Excerpt from a dataset:
________

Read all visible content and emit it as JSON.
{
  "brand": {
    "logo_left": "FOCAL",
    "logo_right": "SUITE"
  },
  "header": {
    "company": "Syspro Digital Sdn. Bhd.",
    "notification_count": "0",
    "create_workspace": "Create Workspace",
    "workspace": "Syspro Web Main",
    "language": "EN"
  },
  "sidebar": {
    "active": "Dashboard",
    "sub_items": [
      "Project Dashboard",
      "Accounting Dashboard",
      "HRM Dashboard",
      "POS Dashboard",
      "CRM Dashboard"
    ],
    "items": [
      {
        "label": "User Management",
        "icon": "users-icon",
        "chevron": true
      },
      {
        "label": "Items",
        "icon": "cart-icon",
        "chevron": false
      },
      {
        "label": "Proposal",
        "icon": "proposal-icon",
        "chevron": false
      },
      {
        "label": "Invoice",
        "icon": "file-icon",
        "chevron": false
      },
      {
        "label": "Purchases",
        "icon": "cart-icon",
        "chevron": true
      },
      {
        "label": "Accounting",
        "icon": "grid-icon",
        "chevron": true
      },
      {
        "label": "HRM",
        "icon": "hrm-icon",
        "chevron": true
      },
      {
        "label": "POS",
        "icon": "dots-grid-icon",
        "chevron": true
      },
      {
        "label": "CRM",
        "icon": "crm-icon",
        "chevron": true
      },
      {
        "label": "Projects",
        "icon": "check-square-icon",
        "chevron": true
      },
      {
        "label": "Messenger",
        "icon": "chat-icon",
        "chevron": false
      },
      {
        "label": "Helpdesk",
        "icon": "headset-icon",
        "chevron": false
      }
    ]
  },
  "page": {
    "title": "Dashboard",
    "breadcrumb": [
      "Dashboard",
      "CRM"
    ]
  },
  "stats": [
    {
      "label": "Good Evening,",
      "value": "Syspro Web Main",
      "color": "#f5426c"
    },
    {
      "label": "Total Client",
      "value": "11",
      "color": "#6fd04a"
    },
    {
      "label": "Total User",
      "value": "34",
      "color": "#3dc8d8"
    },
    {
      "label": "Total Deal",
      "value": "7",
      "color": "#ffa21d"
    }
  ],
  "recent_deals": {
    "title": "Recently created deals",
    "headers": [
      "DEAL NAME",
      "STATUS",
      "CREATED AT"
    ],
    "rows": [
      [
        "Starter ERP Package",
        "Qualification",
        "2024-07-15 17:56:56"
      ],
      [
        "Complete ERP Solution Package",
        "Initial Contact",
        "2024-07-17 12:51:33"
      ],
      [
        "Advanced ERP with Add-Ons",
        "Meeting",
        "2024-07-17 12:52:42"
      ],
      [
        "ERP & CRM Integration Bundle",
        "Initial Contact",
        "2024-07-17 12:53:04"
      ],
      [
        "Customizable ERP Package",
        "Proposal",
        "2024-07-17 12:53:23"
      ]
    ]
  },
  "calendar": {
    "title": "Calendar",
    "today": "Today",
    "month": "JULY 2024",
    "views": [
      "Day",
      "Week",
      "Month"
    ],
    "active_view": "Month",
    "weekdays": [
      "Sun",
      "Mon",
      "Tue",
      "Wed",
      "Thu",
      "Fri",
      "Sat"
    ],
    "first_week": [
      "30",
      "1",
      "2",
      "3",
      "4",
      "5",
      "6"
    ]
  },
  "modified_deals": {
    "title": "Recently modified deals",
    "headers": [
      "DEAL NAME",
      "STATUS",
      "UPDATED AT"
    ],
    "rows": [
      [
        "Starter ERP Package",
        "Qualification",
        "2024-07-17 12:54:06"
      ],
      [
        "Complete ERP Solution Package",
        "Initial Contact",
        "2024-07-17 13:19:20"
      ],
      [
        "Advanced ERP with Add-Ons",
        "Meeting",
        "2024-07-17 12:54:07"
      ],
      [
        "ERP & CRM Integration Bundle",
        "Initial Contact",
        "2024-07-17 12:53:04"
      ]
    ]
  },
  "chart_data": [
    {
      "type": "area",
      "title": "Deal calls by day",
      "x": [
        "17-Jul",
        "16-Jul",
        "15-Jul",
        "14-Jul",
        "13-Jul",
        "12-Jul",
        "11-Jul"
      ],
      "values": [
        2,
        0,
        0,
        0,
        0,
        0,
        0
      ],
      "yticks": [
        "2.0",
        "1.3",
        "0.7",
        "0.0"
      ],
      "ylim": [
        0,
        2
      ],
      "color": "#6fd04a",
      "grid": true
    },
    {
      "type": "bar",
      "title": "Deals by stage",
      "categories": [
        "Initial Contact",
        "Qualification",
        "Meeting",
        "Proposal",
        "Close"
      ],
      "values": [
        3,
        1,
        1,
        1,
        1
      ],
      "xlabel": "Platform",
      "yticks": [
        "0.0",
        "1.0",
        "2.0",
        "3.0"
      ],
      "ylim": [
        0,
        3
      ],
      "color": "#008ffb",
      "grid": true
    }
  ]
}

________

Task to complete
Return every entry verbatim.

The output
Read all visible content and emit it as JSON.
{
  "brand": {
    "logo_left": "FOCAL",
    "logo_right": "SUITE"
  },
  "header": {
    "company": "Syspro Digital Sdn. Bhd.",
    "notification_count": "0",
    "create_workspace": "Create Workspace",
    "workspace": "Syspro Web Main",
    "language": "EN"
  },
  "sidebar": {
    "active": "Dashboard",
    "sub_items": [
      "Project Dashboard",
      "Accounting Dashboard",
      "HRM Dashboard",
      "POS Dashboard",
      "CRM Dashboard"
    ],
    "items": [
      {
        "label": "User Management",
        "icon": "users-icon",
        "chevron": true
      },
      {
        "label": "Items",
        "icon": "cart-icon",
        "chevron": false
      },
      {
        "label": "Proposal",
        "icon": "proposal-icon",
        "chevron": false
      },
      {
        "label": "Invoice",
        "icon": "file-icon",
        "chevron": false
      },
      {
        "label": "Purchases",
        "icon": "cart-icon",
        "chevron": true
      },
      {
        "label": "Accounting",
        "icon": "grid-icon",
        "chevron": true
      },
      {
        "label": "HRM",
        "icon": "hrm-icon",
        "chevron": true
      },
      {
        "label": "POS",
        "icon": "dots-grid-icon",
        "chevron": true
      },
      {
        "label": "CRM",
        "icon": "crm-icon",
        "chevron": true
      },
      {
        "label": "Projects",
        "icon": "check-square-icon",
        "chevron": true
      },
      {
        "label": "Messenger",
        "icon": "chat-icon",
        "chevron": false
      },
      {
        "label": "Helpdesk",
        "icon": "headset-icon",
        "chevron": false
      }
    ]
  },
  "page": {
    "title": "Dashboard",
    "breadcrumb": [
      "Dashboard",
      "CRM"
    ]
  },
  "stats": [
    {
      "label": "Good Evening,",
      "value": "Syspro Web Main",
      "color": "#f5426c"
    },
    {
      "label": "Total Client",
      "value": "11",
      "color": "#6fd04a"
    },
    {
      "label": "Total User",
      "value": "34",
      "color": "#3dc8d8"
    },
    {
      "label": "Total Deal",
      "value": "7",
      "color": "#ffa21d"
    }
  ],
  "recent_deals": {
    "title": "Recently created deals",
    "headers": [
      "DEAL NAME",
      "STATUS",
      "CREATED AT"
    ],
    "rows": [
      [
        "Starter ERP Package",
        "Qualification",
        "2024-07-15 17:56:56"
      ],
      [
        "Complete ERP Solution Package",
        "Initial Contact",
        "2024-07-17 12:51:33"
      ],
      [
        "Advanced ERP with Add-Ons",
        "Meeting",
        "2024-07-17 12:52:42"
      ],
      [
        "ERP & CRM Integration Bundle",
        "Initial Contact",
        "2024-07-17 12:53:04"
      ],
      [
        "Customizable ERP Package",
        "Proposal",
        "2024-07-17 12:53:23"
      ]
    ]
  },
  "calendar": {
    "title": "Calendar",
    "today": "Today",
    "month": "JULY 2024",
    "views": [
      "Day",
      "Week",
      "Month"
    ],
    "active_view": "Month",
    "weekdays": [
      "Sun",
      "Mon",
      "Tue",
      "Wed",
      "Thu",
      "Fri",
      "Sat"
    ],
    "first_week": [
      "30",
      "1",
      "2",
      "3",
      "4",
      "5",
      "6"
    ]
  },
  "modified_deals": {
    "title": "Recently modified deals",
    "headers": [
      "DEAL NAME",
      "STATUS",
      "UPDATED AT"
    ],
    "rows": [
      [
        "Starter ERP Package",
        "Qualification",
        "2024-07-17 12:54:06"
      ],
      [
        "Complete ERP Solution Package",
        "Initial Contact",
        "2024-07-17 13:19:20"
      ],
      [
        "Advanced ERP with Add-Ons",
        "Meeting",
        "2024-07-17 12:54:07"
      ],
      [
        "ERP & CRM Integration Bundle",
        "Initial Contact",
        "2024-07-17 12:53:04"
      ]
    ]
  },
  "chart_data": [
    {
      "type": "area",
      "title": "Deal calls by day",
      "x": [
        "17-Jul",
        "16-Jul",
        "15-Jul",
        "14-Jul",
        "13-Jul",
        "12-Jul",
        "11-Jul"
      ],
      "values": [
        2,
        0,
        0,
        0,
        0,
        0,
        0
      ],
      "yticks": [
        "2.0",
        "1.3",
        "0.7",
        "0.0"
      ],
      "ylim": [
        0,
        2
      ],
      "color": "#6fd04a",
      "grid": true
    },
    {
      "type": "bar",
      "title": "Deals by stage",
      "categories": [
        "Initial Contact",
        "Qualification",
        "Meeting",
        "Proposal",
        "Close"
      ],
      "values": [
        3,
        1,
        1,
        1,
        1
      ],
      "xlabel": "Platform",
      "yticks": [
        "0.0",
        "1.0",
        "2.0",
        "3.0"
      ],
      "ylim": [
        0,
        3
      ],
      "color": "#008ffb",
      "grid": true
    }
  ]
}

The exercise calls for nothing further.